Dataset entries
================================
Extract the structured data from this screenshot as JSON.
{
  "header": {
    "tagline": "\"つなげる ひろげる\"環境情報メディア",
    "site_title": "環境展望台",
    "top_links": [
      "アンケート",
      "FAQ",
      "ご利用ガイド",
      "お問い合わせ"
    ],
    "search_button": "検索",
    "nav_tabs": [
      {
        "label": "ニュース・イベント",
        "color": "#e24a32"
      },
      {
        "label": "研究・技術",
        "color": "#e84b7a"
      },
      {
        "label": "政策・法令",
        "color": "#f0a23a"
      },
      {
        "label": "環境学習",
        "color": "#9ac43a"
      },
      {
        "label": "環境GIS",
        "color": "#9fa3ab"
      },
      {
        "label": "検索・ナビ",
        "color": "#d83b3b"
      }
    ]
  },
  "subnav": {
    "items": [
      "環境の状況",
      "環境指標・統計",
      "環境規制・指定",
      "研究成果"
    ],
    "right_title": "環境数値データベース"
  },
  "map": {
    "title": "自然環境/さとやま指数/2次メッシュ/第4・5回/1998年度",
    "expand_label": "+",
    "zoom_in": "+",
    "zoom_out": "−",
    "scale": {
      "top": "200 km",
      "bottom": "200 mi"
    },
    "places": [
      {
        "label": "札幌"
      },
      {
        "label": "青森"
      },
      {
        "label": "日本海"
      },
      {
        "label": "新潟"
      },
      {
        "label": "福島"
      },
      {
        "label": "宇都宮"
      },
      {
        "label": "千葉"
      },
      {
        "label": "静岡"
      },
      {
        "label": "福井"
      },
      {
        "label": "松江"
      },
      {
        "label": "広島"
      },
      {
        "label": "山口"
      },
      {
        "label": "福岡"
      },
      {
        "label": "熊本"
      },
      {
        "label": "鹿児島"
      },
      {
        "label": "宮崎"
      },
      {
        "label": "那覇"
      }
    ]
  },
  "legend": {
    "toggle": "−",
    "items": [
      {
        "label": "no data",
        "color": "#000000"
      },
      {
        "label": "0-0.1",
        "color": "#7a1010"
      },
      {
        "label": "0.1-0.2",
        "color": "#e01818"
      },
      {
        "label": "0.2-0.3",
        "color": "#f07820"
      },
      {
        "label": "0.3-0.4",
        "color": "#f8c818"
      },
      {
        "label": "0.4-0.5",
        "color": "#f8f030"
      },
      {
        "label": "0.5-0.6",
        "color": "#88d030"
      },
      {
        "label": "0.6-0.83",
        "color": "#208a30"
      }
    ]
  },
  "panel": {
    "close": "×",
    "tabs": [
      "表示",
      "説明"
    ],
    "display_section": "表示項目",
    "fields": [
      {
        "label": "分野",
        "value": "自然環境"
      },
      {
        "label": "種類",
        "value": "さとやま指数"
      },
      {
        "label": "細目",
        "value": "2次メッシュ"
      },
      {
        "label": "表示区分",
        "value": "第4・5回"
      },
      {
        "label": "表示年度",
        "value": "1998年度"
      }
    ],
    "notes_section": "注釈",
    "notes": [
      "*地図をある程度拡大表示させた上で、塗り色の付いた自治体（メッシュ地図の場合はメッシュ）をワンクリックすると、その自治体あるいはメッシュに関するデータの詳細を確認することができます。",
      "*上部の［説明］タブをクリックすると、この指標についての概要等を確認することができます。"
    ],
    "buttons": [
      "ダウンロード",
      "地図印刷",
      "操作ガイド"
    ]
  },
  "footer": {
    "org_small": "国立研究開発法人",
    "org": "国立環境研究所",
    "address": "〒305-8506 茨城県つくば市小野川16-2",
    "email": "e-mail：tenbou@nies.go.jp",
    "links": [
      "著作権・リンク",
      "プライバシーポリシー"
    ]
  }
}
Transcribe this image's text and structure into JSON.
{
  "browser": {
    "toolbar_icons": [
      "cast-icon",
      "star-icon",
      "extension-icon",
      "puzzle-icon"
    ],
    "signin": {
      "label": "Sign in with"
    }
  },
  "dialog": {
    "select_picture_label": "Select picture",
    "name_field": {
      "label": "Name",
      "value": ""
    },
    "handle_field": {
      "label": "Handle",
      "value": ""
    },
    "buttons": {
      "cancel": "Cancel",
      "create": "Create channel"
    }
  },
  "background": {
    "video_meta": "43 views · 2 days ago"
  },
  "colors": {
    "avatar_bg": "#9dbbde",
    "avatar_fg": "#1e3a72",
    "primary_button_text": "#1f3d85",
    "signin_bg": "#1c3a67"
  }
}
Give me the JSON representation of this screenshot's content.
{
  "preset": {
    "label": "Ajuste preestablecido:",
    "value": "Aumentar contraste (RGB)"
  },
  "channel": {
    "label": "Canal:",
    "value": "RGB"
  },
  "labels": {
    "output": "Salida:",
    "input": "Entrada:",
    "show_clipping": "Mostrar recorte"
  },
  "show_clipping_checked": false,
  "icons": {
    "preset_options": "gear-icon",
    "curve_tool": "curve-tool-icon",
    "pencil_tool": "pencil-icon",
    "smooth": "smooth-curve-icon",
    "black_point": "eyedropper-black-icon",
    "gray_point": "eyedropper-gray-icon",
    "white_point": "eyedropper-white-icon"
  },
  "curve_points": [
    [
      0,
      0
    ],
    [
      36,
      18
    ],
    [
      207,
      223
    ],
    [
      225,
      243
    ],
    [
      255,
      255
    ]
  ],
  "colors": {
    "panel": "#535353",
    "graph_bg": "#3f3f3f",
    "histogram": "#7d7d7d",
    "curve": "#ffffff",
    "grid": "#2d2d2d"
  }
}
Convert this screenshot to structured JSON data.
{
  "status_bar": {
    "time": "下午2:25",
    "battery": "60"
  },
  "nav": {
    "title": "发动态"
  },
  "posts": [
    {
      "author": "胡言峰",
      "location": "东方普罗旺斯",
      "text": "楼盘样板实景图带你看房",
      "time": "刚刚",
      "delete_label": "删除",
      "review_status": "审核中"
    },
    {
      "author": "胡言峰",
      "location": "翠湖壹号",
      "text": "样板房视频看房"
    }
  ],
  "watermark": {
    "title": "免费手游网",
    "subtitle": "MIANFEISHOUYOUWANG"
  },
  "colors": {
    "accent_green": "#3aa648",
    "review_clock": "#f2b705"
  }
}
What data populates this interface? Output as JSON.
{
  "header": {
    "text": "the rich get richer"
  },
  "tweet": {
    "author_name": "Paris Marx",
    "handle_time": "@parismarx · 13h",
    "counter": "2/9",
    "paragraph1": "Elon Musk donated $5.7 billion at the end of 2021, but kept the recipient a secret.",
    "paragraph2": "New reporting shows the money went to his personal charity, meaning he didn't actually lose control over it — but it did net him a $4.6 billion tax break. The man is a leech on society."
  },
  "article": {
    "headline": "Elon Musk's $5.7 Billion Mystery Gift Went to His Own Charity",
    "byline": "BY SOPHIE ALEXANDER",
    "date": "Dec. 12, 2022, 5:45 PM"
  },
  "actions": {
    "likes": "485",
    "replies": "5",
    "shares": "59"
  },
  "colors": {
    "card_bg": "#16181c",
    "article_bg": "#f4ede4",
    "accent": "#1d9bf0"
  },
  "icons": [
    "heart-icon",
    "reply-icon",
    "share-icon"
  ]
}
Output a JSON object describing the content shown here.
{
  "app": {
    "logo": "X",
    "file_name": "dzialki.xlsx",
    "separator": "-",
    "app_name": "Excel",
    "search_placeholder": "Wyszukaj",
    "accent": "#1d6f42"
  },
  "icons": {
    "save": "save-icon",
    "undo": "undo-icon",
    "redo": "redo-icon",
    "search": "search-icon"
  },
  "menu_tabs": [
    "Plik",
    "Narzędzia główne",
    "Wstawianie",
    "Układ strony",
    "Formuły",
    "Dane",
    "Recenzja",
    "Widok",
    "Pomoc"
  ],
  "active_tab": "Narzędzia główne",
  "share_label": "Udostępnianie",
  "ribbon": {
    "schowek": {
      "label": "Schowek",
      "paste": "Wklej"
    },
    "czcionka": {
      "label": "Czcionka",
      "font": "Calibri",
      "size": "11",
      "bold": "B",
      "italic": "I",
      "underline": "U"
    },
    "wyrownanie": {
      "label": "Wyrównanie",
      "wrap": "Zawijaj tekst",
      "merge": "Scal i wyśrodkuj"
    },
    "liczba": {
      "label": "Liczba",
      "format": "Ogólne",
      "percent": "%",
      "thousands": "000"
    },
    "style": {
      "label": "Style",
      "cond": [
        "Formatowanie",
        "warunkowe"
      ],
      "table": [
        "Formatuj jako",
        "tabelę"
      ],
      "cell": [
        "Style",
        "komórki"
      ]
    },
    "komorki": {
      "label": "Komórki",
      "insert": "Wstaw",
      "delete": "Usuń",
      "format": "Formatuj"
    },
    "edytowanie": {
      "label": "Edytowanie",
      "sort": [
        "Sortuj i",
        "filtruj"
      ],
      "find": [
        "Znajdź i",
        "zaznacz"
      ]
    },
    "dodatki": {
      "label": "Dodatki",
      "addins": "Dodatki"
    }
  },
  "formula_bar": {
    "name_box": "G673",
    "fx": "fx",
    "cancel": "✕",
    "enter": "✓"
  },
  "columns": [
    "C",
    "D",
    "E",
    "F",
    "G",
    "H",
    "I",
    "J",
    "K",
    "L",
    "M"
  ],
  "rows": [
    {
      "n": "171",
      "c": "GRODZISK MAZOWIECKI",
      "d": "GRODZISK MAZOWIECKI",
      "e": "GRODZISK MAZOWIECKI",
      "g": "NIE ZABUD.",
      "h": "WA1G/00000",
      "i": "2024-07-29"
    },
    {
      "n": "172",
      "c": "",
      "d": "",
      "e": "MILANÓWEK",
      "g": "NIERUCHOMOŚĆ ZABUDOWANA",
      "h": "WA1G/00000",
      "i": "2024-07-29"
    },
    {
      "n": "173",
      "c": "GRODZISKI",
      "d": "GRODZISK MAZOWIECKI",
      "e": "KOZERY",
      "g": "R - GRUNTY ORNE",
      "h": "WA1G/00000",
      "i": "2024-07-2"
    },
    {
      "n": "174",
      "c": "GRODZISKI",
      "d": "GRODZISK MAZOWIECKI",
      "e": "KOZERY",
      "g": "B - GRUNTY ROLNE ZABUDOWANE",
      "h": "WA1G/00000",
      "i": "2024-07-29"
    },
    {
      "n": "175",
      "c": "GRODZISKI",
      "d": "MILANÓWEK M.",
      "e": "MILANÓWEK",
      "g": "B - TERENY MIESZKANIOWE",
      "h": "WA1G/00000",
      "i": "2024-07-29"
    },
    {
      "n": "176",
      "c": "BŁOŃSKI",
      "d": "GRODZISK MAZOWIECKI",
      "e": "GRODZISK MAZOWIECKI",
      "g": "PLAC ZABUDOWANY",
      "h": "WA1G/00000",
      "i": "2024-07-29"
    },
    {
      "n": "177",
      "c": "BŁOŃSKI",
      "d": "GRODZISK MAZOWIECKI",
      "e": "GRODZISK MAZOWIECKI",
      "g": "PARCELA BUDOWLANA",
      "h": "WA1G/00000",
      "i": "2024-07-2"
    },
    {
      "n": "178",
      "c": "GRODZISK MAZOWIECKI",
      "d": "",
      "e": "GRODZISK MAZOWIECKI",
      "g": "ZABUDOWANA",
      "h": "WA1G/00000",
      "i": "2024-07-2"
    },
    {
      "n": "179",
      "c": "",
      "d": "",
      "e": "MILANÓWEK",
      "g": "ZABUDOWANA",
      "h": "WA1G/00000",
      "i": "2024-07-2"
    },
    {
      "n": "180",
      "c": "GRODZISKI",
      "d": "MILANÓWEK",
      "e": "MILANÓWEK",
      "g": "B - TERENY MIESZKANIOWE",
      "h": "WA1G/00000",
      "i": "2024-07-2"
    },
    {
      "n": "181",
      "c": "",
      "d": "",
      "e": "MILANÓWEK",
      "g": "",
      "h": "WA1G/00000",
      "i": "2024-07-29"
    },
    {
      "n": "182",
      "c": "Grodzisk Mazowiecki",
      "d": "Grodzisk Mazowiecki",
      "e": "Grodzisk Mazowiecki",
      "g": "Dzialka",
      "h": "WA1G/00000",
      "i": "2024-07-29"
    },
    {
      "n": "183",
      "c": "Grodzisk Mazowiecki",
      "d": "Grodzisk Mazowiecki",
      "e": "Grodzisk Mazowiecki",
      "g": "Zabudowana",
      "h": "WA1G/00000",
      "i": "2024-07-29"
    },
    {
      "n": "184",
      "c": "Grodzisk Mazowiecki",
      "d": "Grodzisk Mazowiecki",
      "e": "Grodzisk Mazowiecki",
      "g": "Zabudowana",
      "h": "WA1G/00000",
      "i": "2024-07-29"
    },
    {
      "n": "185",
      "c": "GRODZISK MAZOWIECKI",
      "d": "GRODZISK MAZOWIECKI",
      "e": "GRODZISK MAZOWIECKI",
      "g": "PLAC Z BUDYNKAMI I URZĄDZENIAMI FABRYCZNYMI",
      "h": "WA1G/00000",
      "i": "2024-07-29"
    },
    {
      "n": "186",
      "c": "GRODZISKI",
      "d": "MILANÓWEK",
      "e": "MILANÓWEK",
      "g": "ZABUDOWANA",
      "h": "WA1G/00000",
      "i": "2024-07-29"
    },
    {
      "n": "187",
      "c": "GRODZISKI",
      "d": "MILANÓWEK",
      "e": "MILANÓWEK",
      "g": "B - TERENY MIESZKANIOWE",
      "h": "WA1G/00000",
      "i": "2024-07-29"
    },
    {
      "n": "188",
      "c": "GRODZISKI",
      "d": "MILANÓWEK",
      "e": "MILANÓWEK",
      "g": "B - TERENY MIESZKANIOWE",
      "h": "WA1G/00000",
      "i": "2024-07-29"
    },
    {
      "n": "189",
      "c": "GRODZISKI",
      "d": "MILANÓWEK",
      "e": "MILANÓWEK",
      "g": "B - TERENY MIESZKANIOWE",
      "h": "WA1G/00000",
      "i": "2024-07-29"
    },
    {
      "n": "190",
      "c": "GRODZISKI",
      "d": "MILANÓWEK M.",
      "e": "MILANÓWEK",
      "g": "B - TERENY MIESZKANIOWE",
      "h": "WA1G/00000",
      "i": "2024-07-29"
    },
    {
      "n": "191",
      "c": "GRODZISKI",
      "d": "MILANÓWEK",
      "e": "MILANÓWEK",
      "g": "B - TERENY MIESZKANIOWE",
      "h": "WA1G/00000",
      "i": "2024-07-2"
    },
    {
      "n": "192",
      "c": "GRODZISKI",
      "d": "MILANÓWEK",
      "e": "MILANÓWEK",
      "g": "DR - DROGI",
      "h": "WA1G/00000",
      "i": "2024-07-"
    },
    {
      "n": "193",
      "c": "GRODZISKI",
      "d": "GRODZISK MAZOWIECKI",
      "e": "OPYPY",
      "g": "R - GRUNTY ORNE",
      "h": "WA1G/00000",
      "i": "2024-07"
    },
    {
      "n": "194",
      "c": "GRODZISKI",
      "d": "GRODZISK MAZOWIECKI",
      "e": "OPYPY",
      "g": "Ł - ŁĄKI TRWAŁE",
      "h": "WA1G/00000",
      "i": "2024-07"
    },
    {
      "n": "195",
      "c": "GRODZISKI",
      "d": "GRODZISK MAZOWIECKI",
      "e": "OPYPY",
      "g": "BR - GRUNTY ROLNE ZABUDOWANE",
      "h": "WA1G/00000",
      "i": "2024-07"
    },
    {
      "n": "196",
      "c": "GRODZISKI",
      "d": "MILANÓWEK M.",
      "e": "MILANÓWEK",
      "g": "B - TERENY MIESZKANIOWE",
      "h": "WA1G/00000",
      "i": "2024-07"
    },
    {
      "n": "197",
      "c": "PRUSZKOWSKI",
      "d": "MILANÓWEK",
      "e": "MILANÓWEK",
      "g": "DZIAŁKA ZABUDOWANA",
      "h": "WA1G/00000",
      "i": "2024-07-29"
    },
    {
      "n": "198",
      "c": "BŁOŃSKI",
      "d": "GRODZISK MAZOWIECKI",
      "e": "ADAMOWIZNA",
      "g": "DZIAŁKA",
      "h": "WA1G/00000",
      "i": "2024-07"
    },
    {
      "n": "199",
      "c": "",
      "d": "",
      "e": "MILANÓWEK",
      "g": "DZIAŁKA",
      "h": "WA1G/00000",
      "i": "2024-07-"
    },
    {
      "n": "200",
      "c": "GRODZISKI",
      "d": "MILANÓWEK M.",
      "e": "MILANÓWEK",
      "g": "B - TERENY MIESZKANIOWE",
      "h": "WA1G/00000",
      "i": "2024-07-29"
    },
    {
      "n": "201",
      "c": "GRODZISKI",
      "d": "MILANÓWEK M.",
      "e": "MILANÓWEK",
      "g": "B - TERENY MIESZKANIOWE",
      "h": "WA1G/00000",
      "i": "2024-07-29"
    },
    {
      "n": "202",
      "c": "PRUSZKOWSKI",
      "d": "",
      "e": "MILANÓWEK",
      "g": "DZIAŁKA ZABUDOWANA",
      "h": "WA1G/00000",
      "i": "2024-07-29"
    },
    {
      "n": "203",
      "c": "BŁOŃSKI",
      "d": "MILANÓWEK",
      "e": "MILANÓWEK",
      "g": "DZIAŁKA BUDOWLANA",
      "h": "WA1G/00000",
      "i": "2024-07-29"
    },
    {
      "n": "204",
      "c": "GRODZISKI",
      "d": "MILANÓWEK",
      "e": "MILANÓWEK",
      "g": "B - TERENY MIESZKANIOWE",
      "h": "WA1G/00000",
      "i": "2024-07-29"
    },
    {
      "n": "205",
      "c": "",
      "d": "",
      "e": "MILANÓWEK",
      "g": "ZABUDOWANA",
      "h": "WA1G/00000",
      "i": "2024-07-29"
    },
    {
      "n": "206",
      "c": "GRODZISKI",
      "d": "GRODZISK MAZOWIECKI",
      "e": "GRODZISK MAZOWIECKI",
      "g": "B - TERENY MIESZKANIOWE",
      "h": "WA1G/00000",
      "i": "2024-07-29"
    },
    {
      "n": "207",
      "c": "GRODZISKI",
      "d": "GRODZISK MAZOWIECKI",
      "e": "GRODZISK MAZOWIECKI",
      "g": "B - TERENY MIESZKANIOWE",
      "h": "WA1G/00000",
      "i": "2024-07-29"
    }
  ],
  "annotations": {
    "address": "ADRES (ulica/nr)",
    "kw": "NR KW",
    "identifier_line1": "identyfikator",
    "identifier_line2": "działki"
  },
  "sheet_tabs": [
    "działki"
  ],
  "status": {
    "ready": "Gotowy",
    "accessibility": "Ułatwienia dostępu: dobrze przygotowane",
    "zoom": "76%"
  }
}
================================
Using the records above, list each line that includes "Elon".

    "paragraph1": "Elon Musk donated $5.7 billion at the end of 2021, but kept the recipient a secret.",
    "headline": "Elon Musk's $5.7 Billion Mystery Gift Went to His Own Charity",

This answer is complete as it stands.